Exercise: Write down each entry again, exactly as it reads.

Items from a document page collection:
————————

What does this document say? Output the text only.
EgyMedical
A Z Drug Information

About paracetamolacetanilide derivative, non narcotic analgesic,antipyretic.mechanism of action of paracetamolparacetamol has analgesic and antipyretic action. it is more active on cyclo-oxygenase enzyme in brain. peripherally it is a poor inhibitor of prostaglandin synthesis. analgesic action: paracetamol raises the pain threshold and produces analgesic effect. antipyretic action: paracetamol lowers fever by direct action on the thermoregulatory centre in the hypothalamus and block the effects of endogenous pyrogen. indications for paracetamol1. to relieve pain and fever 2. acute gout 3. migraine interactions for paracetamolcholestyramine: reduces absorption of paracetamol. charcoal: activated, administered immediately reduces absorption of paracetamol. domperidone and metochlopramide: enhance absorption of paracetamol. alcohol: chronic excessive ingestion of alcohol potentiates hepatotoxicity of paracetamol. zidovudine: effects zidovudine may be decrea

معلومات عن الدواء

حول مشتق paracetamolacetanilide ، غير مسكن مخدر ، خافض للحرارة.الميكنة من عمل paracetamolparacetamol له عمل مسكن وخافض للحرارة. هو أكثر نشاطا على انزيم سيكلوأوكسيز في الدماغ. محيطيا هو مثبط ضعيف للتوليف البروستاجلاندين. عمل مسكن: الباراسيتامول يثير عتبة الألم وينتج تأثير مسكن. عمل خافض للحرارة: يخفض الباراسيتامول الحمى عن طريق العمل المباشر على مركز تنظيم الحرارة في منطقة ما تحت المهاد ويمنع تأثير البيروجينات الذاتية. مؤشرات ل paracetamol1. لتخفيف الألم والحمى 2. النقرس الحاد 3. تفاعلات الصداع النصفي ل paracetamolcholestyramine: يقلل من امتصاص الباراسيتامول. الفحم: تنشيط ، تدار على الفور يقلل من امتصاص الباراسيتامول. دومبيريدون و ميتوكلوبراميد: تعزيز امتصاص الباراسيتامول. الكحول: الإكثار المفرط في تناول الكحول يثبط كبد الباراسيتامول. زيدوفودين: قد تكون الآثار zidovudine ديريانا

————————

Solution for this exercise:
What does this document say? Output the text only.
EgyMedical
A Z Drug Information

About paracetamolacetanilide derivative, non narcotic analgesic,antipyretic.mechanism of action of paracetamolparacetamol has analgesic and antipyretic action. it is more active on cyclo-oxygenase enzyme in brain. peripherally it is a poor inhibitor of prostaglandin synthesis. analgesic action: paracetamol raises the pain threshold and produces analgesic effect. antipyretic action: paracetamol lowers fever by direct action on the thermoregulatory centre in the hypothalamus and block the effects of endogenous pyrogen. indications for paracetamol1. to relieve pain and fever 2. acute gout 3. migraine interactions for paracetamolcholestyramine: reduces absorption of paracetamol. charcoal: activated, administered immediately reduces absorption of paracetamol. domperidone and metochlopramide: enhance absorption of paracetamol. alcohol: chronic excessive ingestion of alcohol potentiates hepatotoxicity of paracetamol. zidovudine: effects zidovudine may be decrea

معلومات عن الدواء

حول مشتق paracetamolacetanilide ، غير مسكن مخدر ، خافض للحرارة.الميكنة من عمل paracetamolparacetamol له عمل مسكن وخافض للحرارة. هو أكثر نشاطا على انزيم سيكلوأوكسيز في الدماغ. محيطيا هو مثبط ضعيف للتوليف البروستاجلاندين. عمل مسكن: الباراسيتامول يثير عتبة الألم وينتج تأثير مسكن. عمل خافض للحرارة: يخفض الباراسيتامول الحمى عن طريق العمل المباشر على مركز تنظيم الحرارة في منطقة ما تحت المهاد ويمنع تأثير البيروجينات الذاتية. مؤشرات ل paracetamol1. لتخفيف الألم والحمى 2. النقرس الحاد 3. تفاعلات الصداع النصفي ل paracetamolcholestyramine: يقلل من امتصاص الباراسيتامول. الفحم: تنشيط ، تدار على الفور يقلل من امتصاص الباراسيتامول. دومبيريدون و ميتوكلوبراميد: تعزيز امتصاص الباراسيتامول. الكحول: الإكثار المفرط في تناول الكحول يثبط كبد الباراسيتامول. زيدوفودين: قد تكون الآثار zidovudine ديريانا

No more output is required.